Return every line of the material below unchanged, character for character.

start LISTED RECORDS

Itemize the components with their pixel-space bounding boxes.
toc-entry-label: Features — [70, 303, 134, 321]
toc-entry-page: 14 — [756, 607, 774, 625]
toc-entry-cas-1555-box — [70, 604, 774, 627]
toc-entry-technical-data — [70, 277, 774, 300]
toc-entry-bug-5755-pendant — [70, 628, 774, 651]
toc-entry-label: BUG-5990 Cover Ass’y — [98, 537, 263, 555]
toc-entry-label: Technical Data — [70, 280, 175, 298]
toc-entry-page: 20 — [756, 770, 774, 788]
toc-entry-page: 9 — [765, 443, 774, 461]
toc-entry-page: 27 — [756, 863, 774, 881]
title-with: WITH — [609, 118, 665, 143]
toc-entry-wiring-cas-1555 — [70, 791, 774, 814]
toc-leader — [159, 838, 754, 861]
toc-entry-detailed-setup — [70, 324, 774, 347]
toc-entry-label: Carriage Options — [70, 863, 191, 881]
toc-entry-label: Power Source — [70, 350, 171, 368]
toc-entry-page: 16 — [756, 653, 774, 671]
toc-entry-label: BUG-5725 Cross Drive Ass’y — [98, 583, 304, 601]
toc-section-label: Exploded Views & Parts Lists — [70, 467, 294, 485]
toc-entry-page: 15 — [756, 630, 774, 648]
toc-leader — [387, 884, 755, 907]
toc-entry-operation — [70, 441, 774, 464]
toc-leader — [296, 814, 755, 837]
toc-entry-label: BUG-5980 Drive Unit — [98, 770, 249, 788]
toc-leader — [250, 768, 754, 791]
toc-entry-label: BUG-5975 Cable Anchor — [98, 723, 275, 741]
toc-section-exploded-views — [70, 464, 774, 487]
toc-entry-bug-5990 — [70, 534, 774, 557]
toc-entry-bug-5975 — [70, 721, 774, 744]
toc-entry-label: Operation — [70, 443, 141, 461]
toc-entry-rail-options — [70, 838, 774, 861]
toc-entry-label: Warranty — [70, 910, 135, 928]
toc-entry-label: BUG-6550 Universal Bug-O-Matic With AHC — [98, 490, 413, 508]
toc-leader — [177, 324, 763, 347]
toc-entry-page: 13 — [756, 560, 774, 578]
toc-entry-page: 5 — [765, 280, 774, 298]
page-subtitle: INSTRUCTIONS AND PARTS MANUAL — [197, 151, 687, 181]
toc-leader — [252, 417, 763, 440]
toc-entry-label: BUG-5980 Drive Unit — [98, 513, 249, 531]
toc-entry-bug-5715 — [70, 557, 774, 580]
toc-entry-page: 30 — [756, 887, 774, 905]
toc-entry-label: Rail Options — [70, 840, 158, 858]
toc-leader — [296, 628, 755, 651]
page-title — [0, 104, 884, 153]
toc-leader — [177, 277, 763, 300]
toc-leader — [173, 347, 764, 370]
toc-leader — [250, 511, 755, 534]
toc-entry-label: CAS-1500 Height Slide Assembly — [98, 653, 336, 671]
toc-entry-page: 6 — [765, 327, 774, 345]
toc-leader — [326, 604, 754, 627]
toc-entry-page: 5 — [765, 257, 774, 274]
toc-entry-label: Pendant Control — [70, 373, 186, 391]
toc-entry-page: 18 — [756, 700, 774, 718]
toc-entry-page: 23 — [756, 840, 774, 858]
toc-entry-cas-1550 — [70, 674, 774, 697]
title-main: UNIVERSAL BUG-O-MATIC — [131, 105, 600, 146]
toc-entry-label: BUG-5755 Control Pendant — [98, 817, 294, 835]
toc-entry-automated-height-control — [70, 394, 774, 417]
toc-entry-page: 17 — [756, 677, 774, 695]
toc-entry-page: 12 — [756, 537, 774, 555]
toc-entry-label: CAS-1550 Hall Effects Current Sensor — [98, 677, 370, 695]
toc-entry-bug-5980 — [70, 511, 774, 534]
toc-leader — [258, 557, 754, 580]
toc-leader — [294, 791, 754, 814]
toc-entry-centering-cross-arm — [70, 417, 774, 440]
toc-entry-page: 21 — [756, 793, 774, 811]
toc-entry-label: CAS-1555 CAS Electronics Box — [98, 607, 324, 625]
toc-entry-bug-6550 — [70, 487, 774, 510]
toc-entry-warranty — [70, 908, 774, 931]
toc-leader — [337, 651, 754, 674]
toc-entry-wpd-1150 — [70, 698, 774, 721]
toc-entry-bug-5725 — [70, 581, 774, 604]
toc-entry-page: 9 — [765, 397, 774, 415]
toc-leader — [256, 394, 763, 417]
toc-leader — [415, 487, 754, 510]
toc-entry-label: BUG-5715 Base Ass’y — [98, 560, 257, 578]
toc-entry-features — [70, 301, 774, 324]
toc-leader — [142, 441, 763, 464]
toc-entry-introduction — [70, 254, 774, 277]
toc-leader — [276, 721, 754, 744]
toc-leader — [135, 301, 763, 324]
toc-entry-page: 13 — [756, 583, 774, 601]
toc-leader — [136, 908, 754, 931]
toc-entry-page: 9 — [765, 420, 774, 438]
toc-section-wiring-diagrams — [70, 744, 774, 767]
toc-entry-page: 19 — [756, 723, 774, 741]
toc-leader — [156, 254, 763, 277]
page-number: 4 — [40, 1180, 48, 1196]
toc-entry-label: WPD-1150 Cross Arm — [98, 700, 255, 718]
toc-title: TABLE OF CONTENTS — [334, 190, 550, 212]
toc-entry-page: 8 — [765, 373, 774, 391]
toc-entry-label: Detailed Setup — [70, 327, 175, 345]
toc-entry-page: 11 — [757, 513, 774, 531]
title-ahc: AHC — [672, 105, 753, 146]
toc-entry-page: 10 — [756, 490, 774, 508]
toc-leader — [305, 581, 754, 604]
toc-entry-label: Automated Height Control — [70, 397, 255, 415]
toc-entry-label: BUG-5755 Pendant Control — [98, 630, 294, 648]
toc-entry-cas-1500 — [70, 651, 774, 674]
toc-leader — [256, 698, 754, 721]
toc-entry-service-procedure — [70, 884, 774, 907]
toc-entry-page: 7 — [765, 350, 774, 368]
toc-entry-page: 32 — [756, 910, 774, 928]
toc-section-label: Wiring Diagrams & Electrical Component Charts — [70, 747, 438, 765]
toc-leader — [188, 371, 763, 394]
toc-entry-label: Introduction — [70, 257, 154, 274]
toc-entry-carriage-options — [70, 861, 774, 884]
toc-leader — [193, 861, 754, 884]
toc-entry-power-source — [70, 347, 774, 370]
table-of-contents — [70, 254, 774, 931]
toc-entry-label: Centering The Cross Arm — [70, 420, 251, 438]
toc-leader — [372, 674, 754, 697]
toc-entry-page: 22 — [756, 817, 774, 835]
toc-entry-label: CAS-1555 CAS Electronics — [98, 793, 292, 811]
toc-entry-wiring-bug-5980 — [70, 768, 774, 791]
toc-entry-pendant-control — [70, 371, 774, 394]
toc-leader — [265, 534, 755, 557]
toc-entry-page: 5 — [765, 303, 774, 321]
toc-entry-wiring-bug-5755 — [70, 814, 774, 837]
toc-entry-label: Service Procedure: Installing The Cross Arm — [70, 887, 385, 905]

end LISTED RECORDS

- FINAL ANSWER:
Itemize the components with their pixel-space bounding boxes.
toc-entry-label: Features — [70, 303, 134, 321]
toc-entry-page: 14 — [756, 607, 774, 625]
toc-entry-cas-1555-box — [70, 604, 774, 627]
toc-entry-technical-data — [70, 277, 774, 300]
toc-entry-bug-5755-pendant — [70, 628, 774, 651]
toc-entry-label: BUG-5990 Cover Ass’y — [98, 537, 263, 555]
toc-entry-label: Technical Data — [70, 280, 175, 298]
toc-entry-page: 20 — [756, 770, 774, 788]
toc-entry-page: 9 — [765, 443, 774, 461]
toc-entry-page: 27 — [756, 863, 774, 881]
title-with: WITH — [609, 118, 665, 143]
toc-entry-wiring-cas-1555 — [70, 791, 774, 814]
toc-leader — [159, 838, 754, 861]
toc-entry-detailed-setup — [70, 324, 774, 347]
toc-entry-label: Carriage Options — [70, 863, 191, 881]
toc-entry-label: Power Source — [70, 350, 171, 368]
toc-entry-page: 16 — [756, 653, 774, 671]
toc-entry-label: BUG-5725 Cross Drive Ass’y — [98, 583, 304, 601]
toc-section-label: Exploded Views & Parts Lists — [70, 467, 294, 485]
toc-entry-page: 15 — [756, 630, 774, 648]
toc-leader — [387, 884, 755, 907]
toc-entry-operation — [70, 441, 774, 464]
toc-leader — [296, 814, 755, 837]
toc-entry-label: BUG-5980 Drive Unit — [98, 770, 249, 788]
toc-leader — [250, 768, 754, 791]
toc-entry-label: BUG-5975 Cable Anchor — [98, 723, 275, 741]
toc-section-exploded-views — [70, 464, 774, 487]
toc-entry-bug-5990 — [70, 534, 774, 557]
toc-entry-bug-5975 — [70, 721, 774, 744]
toc-entry-label: Operation — [70, 443, 141, 461]
toc-entry-rail-options — [70, 838, 774, 861]
toc-entry-label: Warranty — [70, 910, 135, 928]
toc-entry-label: BUG-6550 Universal Bug-O-Matic With AHC — [98, 490, 413, 508]
toc-leader — [177, 324, 763, 347]
toc-entry-page: 13 — [756, 560, 774, 578]
toc-entry-page: 5 — [765, 280, 774, 298]
page-subtitle: INSTRUCTIONS AND PARTS MANUAL — [197, 151, 687, 181]
toc-leader — [252, 417, 763, 440]
toc-entry-label: BUG-5980 Drive Unit — [98, 513, 249, 531]
toc-entry-bug-5715 — [70, 557, 774, 580]
toc-entry-page: 30 — [756, 887, 774, 905]
toc-entry-label: Rail Options — [70, 840, 158, 858]
toc-leader — [296, 628, 755, 651]
page-title — [0, 104, 884, 153]
toc-leader — [177, 277, 763, 300]
toc-leader — [173, 347, 764, 370]
toc-leader — [250, 511, 755, 534]
toc-entry-label: CAS-1500 Height Slide Assembly — [98, 653, 336, 671]
toc-entry-page: 6 — [765, 327, 774, 345]
toc-leader — [326, 604, 754, 627]
toc-entry-page: 5 — [765, 257, 774, 274]
toc-entry-label: Pendant Control — [70, 373, 186, 391]
toc-entry-page: 18 — [756, 700, 774, 718]
toc-entry-page: 23 — [756, 840, 774, 858]
toc-entry-cas-1550 — [70, 674, 774, 697]
title-main: UNIVERSAL BUG-O-MATIC — [131, 105, 600, 146]
toc-entry-label: BUG-5755 Control Pendant — [98, 817, 294, 835]
toc-entry-automated-height-control — [70, 394, 774, 417]
toc-entry-page: 17 — [756, 677, 774, 695]
toc-entry-page: 12 — [756, 537, 774, 555]
toc-entry-label: CAS-1550 Hall Effects Current Sensor — [98, 677, 370, 695]
toc-entry-bug-5980 — [70, 511, 774, 534]
toc-leader — [258, 557, 754, 580]
toc-leader — [294, 791, 754, 814]
toc-entry-centering-cross-arm — [70, 417, 774, 440]
toc-entry-page: 21 — [756, 793, 774, 811]
toc-entry-label: CAS-1555 CAS Electronics Box — [98, 607, 324, 625]
toc-entry-bug-6550 — [70, 487, 774, 510]
toc-entry-warranty — [70, 908, 774, 931]
toc-leader — [337, 651, 754, 674]
toc-entry-wpd-1150 — [70, 698, 774, 721]
toc-entry-bug-5725 — [70, 581, 774, 604]
toc-entry-page: 9 — [765, 397, 774, 415]
toc-leader — [256, 394, 763, 417]
toc-leader — [415, 487, 754, 510]
toc-entry-label: BUG-5715 Base Ass’y — [98, 560, 257, 578]
toc-entry-features — [70, 301, 774, 324]
toc-leader — [142, 441, 763, 464]
toc-entry-introduction — [70, 254, 774, 277]
toc-leader — [276, 721, 754, 744]
toc-leader — [135, 301, 763, 324]
toc-entry-page: 13 — [756, 583, 774, 601]
toc-leader — [136, 908, 754, 931]
toc-entry-page: 9 — [765, 420, 774, 438]
toc-section-wiring-diagrams — [70, 744, 774, 767]
toc-entry-page: 19 — [756, 723, 774, 741]
toc-leader — [156, 254, 763, 277]
page-number: 4 — [40, 1180, 48, 1196]
toc-entry-label: WPD-1150 Cross Arm — [98, 700, 255, 718]
toc-title: TABLE OF CONTENTS — [334, 190, 550, 212]
toc-entry-page: 8 — [765, 373, 774, 391]
toc-entry-label: Detailed Setup — [70, 327, 175, 345]
toc-entry-page: 11 — [757, 513, 774, 531]
title-ahc: AHC — [672, 105, 753, 146]
toc-entry-page: 10 — [756, 490, 774, 508]
toc-leader — [305, 581, 754, 604]
toc-entry-label: Automated Height Control — [70, 397, 255, 415]
toc-entry-label: BUG-5755 Pendant Control — [98, 630, 294, 648]
toc-entry-cas-1500 — [70, 651, 774, 674]
toc-leader — [256, 698, 754, 721]
toc-entry-service-procedure — [70, 884, 774, 907]
toc-entry-page: 7 — [765, 350, 774, 368]
toc-entry-page: 32 — [756, 910, 774, 928]
toc-section-label: Wiring Diagrams & Electrical Component Charts — [70, 747, 438, 765]
toc-leader — [188, 371, 763, 394]
toc-entry-label: Introduction — [70, 257, 154, 274]
toc-entry-carriage-options — [70, 861, 774, 884]
toc-leader — [193, 861, 754, 884]
toc-entry-power-source — [70, 347, 774, 370]
table-of-contents — [70, 254, 774, 931]
toc-entry-label: Centering The Cross Arm — [70, 420, 251, 438]
toc-leader — [372, 674, 754, 697]
toc-entry-page: 22 — [756, 817, 774, 835]
toc-entry-label: CAS-1555 CAS Electronics — [98, 793, 292, 811]
toc-entry-wiring-bug-5980 — [70, 768, 774, 791]
toc-entry-pendant-control — [70, 371, 774, 394]
toc-leader — [265, 534, 755, 557]
toc-entry-page: 5 — [765, 303, 774, 321]
toc-entry-wiring-bug-5755 — [70, 814, 774, 837]
toc-entry-label: Service Procedure: Installing The Cross Arm — [70, 887, 385, 905]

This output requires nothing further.